■ WHAT YOU SHOULD DO: Leave out the pictures and transcribe everything else exactly.

■ SUPPLIED DATA:

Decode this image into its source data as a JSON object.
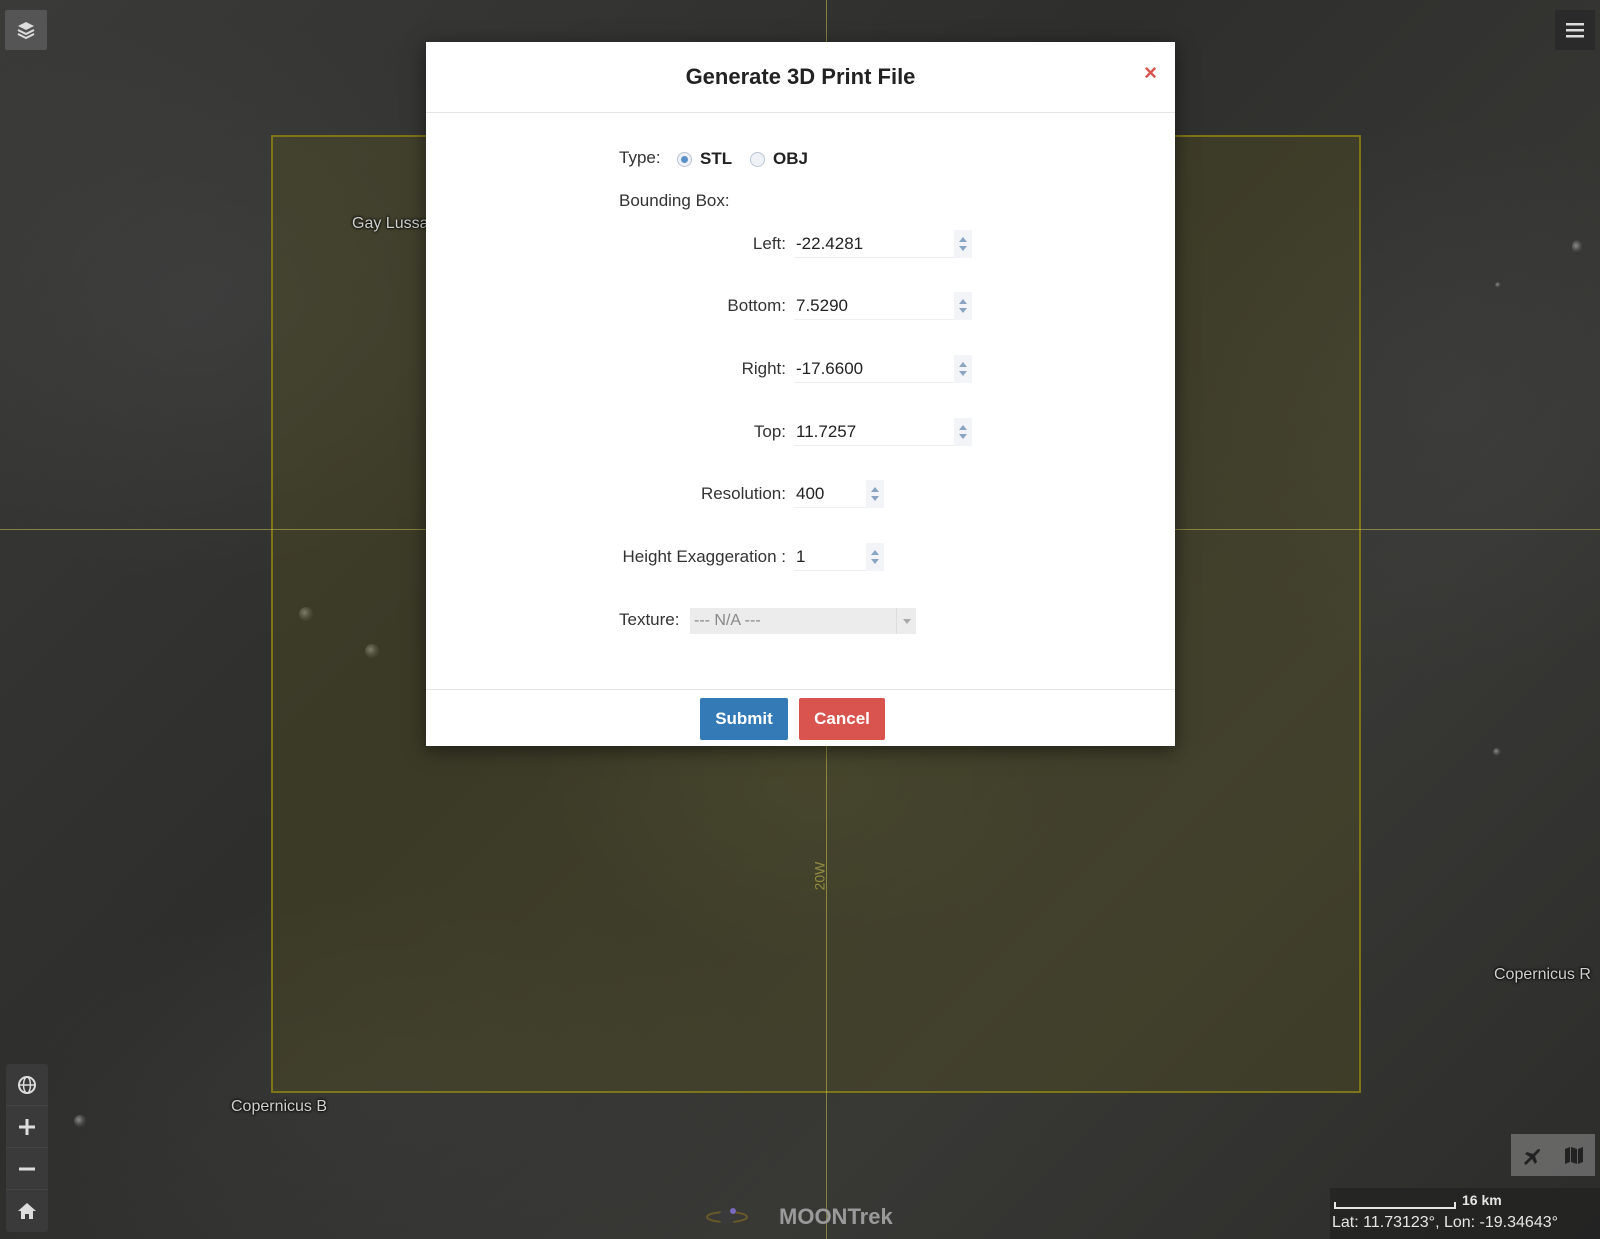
{
  "map": {
    "labels": {
      "gay_lussac": "Gay Lussac",
      "copernicus_b": "Copernicus B",
      "copernicus_r": "Copernicus R",
      "grid_lon": "20W"
    },
    "scale": {
      "text": "16 km"
    },
    "coords": "Lat: 11.73123°, Lon: -19.34643°",
    "logo": "MOONTrek"
  },
  "modal": {
    "title": "Generate 3D Print File",
    "close": "×",
    "type_label": "Type:",
    "type_options": [
      {
        "label": "STL",
        "checked": true
      },
      {
        "label": "OBJ",
        "checked": false
      }
    ],
    "bounding_box_label": "Bounding Box:",
    "fields": {
      "left": {
        "label": "Left:",
        "value": "-22.4281"
      },
      "bottom": {
        "label": "Bottom:",
        "value": "7.5290"
      },
      "right": {
        "label": "Right:",
        "value": "-17.6600"
      },
      "top": {
        "label": "Top:",
        "value": "11.7257"
      },
      "resolution": {
        "label": "Resolution:",
        "value": "400"
      },
      "height_exaggeration": {
        "label": "Height Exaggeration :",
        "value": "1"
      }
    },
    "texture": {
      "label": "Texture:",
      "value": "--- N/A ---"
    },
    "buttons": {
      "submit": "Submit",
      "cancel": "Cancel"
    }
  },
  "colors": {
    "submit": "#337ab7",
    "cancel": "#d9534f",
    "bbox": "#7d7518"
  },
  "icons": {
    "layers": "layers-icon",
    "menu": "hamburger-menu-icon",
    "globe": "globe-icon",
    "zoom_in": "plus-icon",
    "zoom_out": "minus-icon",
    "home": "home-icon",
    "fly": "airplane-icon",
    "map": "map-icon"
  }
}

■ FINAL RESULT:
Decode this image into its source data as a JSON object.
{
  "map": {
    "labels": {
      "gay_lussac": "Gay Lussac",
      "copernicus_b": "Copernicus B",
      "copernicus_r": "Copernicus R",
      "grid_lon": "20W"
    },
    "scale": {
      "text": "16 km"
    },
    "coords": "Lat: 11.73123°, Lon: -19.34643°",
    "logo": "MOONTrek"
  },
  "modal": {
    "title": "Generate 3D Print File",
    "close": "×",
    "type_label": "Type:",
    "type_options": [
      {
        "label": "STL",
        "checked": true
      },
      {
        "label": "OBJ",
        "checked": false
      }
    ],
    "bounding_box_label": "Bounding Box:",
    "fields": {
      "left": {
        "label": "Left:",
        "value": "-22.4281"
      },
      "bottom": {
        "label": "Bottom:",
        "value": "7.5290"
      },
      "right": {
        "label": "Right:",
        "value": "-17.6600"
      },
      "top": {
        "label": "Top:",
        "value": "11.7257"
      },
      "resolution": {
        "label": "Resolution:",
        "value": "400"
      },
      "height_exaggeration": {
        "label": "Height Exaggeration :",
        "value": "1"
      }
    },
    "texture": {
      "label": "Texture:",
      "value": "--- N/A ---"
    },
    "buttons": {
      "submit": "Submit",
      "cancel": "Cancel"
    }
  },
  "colors": {
    "submit": "#337ab7",
    "cancel": "#d9534f",
    "bbox": "#7d7518"
  },
  "icons": {
    "layers": "layers-icon",
    "menu": "hamburger-menu-icon",
    "globe": "globe-icon",
    "zoom_in": "plus-icon",
    "zoom_out": "minus-icon",
    "home": "home-icon",
    "fly": "airplane-icon",
    "map": "map-icon"
  }
}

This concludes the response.